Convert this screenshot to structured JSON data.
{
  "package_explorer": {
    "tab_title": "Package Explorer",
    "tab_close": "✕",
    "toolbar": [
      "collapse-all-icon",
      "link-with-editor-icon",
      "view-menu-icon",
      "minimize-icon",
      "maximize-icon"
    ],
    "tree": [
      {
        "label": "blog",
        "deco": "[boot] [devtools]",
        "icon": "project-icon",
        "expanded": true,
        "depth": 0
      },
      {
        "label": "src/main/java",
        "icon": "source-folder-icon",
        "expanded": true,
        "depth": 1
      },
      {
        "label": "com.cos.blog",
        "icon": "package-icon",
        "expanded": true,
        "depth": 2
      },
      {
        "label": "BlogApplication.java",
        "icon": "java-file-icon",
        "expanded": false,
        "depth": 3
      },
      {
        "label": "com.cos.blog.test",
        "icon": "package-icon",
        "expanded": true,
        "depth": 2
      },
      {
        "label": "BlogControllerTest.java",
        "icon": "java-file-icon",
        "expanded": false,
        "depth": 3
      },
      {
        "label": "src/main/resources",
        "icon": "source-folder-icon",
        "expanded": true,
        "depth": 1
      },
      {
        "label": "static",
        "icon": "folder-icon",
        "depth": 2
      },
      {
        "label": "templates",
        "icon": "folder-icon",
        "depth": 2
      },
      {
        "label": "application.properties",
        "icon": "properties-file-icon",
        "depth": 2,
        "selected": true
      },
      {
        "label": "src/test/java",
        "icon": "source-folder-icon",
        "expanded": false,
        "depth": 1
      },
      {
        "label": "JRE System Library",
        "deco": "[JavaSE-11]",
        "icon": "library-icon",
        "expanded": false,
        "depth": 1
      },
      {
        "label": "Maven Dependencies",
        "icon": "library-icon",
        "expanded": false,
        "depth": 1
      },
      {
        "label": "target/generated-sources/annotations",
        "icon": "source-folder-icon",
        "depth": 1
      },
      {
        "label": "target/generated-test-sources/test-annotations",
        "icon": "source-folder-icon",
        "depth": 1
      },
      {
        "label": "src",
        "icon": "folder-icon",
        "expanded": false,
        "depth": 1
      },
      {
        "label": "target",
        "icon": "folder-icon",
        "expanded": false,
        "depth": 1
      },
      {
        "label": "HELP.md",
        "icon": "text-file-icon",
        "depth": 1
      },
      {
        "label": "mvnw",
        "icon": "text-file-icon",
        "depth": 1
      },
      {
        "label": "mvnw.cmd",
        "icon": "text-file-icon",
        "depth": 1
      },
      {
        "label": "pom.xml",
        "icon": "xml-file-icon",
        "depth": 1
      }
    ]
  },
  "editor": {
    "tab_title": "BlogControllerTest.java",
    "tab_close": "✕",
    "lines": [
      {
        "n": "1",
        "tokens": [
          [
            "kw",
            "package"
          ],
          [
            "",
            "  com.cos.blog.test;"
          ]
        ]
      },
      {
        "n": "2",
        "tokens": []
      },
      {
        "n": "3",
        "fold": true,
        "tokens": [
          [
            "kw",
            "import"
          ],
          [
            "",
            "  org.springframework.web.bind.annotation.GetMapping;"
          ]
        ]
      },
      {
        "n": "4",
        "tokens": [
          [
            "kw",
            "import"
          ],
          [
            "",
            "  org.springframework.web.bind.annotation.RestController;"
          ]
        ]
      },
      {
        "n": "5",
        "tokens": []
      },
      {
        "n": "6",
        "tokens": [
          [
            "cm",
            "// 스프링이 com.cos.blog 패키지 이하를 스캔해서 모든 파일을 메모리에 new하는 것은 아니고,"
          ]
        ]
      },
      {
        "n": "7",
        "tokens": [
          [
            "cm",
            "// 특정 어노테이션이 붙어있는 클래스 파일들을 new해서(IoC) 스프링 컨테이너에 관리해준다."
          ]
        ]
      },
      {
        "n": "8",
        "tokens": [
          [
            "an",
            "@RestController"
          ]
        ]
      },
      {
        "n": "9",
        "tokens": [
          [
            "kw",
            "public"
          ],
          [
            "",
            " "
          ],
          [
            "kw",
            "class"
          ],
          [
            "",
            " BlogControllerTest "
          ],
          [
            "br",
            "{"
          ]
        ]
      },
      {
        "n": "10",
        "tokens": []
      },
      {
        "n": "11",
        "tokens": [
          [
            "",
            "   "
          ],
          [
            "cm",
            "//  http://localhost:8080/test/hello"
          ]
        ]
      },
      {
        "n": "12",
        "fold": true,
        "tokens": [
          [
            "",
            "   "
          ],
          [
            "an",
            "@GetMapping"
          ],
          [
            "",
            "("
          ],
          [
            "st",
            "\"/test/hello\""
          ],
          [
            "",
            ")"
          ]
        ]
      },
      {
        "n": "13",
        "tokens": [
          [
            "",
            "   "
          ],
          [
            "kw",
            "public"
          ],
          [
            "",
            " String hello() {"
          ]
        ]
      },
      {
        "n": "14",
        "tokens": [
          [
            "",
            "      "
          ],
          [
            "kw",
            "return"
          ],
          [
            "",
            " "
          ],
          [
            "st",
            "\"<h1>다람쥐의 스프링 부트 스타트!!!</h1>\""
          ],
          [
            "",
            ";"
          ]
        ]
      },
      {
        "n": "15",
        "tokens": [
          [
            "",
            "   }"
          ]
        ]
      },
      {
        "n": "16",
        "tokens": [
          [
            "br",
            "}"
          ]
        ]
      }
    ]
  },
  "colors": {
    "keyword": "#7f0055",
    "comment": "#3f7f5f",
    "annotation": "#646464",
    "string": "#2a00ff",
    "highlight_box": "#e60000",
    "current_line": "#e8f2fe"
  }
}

····················

**TO DO**
Each record above should be output again exactly.

**ANSWER TO THIS EXERCISE**
Convert this screenshot to structured JSON data.
{
  "package_explorer": {
    "tab_title": "Package Explorer",
    "tab_close": "✕",
    "toolbar": [
      "collapse-all-icon",
      "link-with-editor-icon",
      "view-menu-icon",
      "minimize-icon",
      "maximize-icon"
    ],
    "tree": [
      {
        "label": "blog",
        "deco": "[boot] [devtools]",
        "icon": "project-icon",
        "expanded": true,
        "depth": 0
      },
      {
        "label": "src/main/java",
        "icon": "source-folder-icon",
        "expanded": true,
        "depth": 1
      },
      {
        "label": "com.cos.blog",
        "icon": "package-icon",
        "expanded": true,
        "depth": 2
      },
      {
        "label": "BlogApplication.java",
        "icon": "java-file-icon",
        "expanded": false,
        "depth": 3
      },
      {
        "label": "com.cos.blog.test",
        "icon": "package-icon",
        "expanded": true,
        "depth": 2
      },
      {
        "label": "BlogControllerTest.java",
        "icon": "java-file-icon",
        "expanded": false,
        "depth": 3
      },
      {
        "label": "src/main/resources",
        "icon": "source-folder-icon",
        "expanded": true,
        "depth": 1
      },
      {
        "label": "static",
        "icon": "folder-icon",
        "depth": 2
      },
      {
        "label": "templates",
        "icon": "folder-icon",
        "depth": 2
      },
      {
        "label": "application.properties",
        "icon": "properties-file-icon",
        "depth": 2,
        "selected": true
      },
      {
        "label": "src/test/java",
        "icon": "source-folder-icon",
        "expanded": false,
        "depth": 1
      },
      {
        "label": "JRE System Library",
        "deco": "[JavaSE-11]",
        "icon": "library-icon",
        "expanded": false,
        "depth": 1
      },
      {
        "label": "Maven Dependencies",
        "icon": "library-icon",
        "expanded": false,
        "depth": 1
      },
      {
        "label": "target/generated-sources/annotations",
        "icon": "source-folder-icon",
        "depth": 1
      },
      {
        "label": "target/generated-test-sources/test-annotations",
        "icon": "source-folder-icon",
        "depth": 1
      },
      {
        "label": "src",
        "icon": "folder-icon",
        "expanded": false,
        "depth": 1
      },
      {
        "label": "target",
        "icon": "folder-icon",
        "expanded": false,
        "depth": 1
      },
      {
        "label": "HELP.md",
        "icon": "text-file-icon",
        "depth": 1
      },
      {
        "label": "mvnw",
        "icon": "text-file-icon",
        "depth": 1
      },
      {
        "label": "mvnw.cmd",
        "icon": "text-file-icon",
        "depth": 1
      },
      {
        "label": "pom.xml",
        "icon": "xml-file-icon",
        "depth": 1
      }
    ]
  },
  "editor": {
    "tab_title": "BlogControllerTest.java",
    "tab_close": "✕",
    "lines": [
      {
        "n": "1",
        "tokens": [
          [
            "kw",
            "package"
          ],
          [
            "",
            "  com.cos.blog.test;"
          ]
        ]
      },
      {
        "n": "2",
        "tokens": []
      },
      {
        "n": "3",
        "fold": true,
        "tokens": [
          [
            "kw",
            "import"
          ],
          [
            "",
            "  org.springframework.web.bind.annotation.GetMapping;"
          ]
        ]
      },
      {
        "n": "4",
        "tokens": [
          [
            "kw",
            "import"
          ],
          [
            "",
            "  org.springframework.web.bind.annotation.RestController;"
          ]
        ]
      },
      {
        "n": "5",
        "tokens": []
      },
      {
        "n": "6",
        "tokens": [
          [
            "cm",
            "// 스프링이 com.cos.blog 패키지 이하를 스캔해서 모든 파일을 메모리에 new하는 것은 아니고,"
          ]
        ]
      },
      {
        "n": "7",
        "tokens": [
          [
            "cm",
            "// 특정 어노테이션이 붙어있는 클래스 파일들을 new해서(IoC) 스프링 컨테이너에 관리해준다."
          ]
        ]
      },
      {
        "n": "8",
        "tokens": [
          [
            "an",
            "@RestController"
          ]
        ]
      },
      {
        "n": "9",
        "tokens": [
          [
            "kw",
            "public"
          ],
          [
            "",
            " "
          ],
          [
            "kw",
            "class"
          ],
          [
            "",
            " BlogControllerTest "
          ],
          [
            "br",
            "{"
          ]
        ]
      },
      {
        "n": "10",
        "tokens": []
      },
      {
        "n": "11",
        "tokens": [
          [
            "",
            "   "
          ],
          [
            "cm",
            "//  http://localhost:8080/test/hello"
          ]
        ]
      },
      {
        "n": "12",
        "fold": true,
        "tokens": [
          [
            "",
            "   "
          ],
          [
            "an",
            "@GetMapping"
          ],
          [
            "",
            "("
          ],
          [
            "st",
            "\"/test/hello\""
          ],
          [
            "",
            ")"
          ]
        ]
      },
      {
        "n": "13",
        "tokens": [
          [
            "",
            "   "
          ],
          [
            "kw",
            "public"
          ],
          [
            "",
            " String hello() {"
          ]
        ]
      },
      {
        "n": "14",
        "tokens": [
          [
            "",
            "      "
          ],
          [
            "kw",
            "return"
          ],
          [
            "",
            " "
          ],
          [
            "st",
            "\"<h1>다람쥐의 스프링 부트 스타트!!!</h1>\""
          ],
          [
            "",
            ";"
          ]
        ]
      },
      {
        "n": "15",
        "tokens": [
          [
            "",
            "   }"
          ]
        ]
      },
      {
        "n": "16",
        "tokens": [
          [
            "br",
            "}"
          ]
        ]
      }
    ]
  },
  "colors": {
    "keyword": "#7f0055",
    "comment": "#3f7f5f",
    "annotation": "#646464",
    "string": "#2a00ff",
    "highlight_box": "#e60000",
    "current_line": "#e8f2fe"
  }
}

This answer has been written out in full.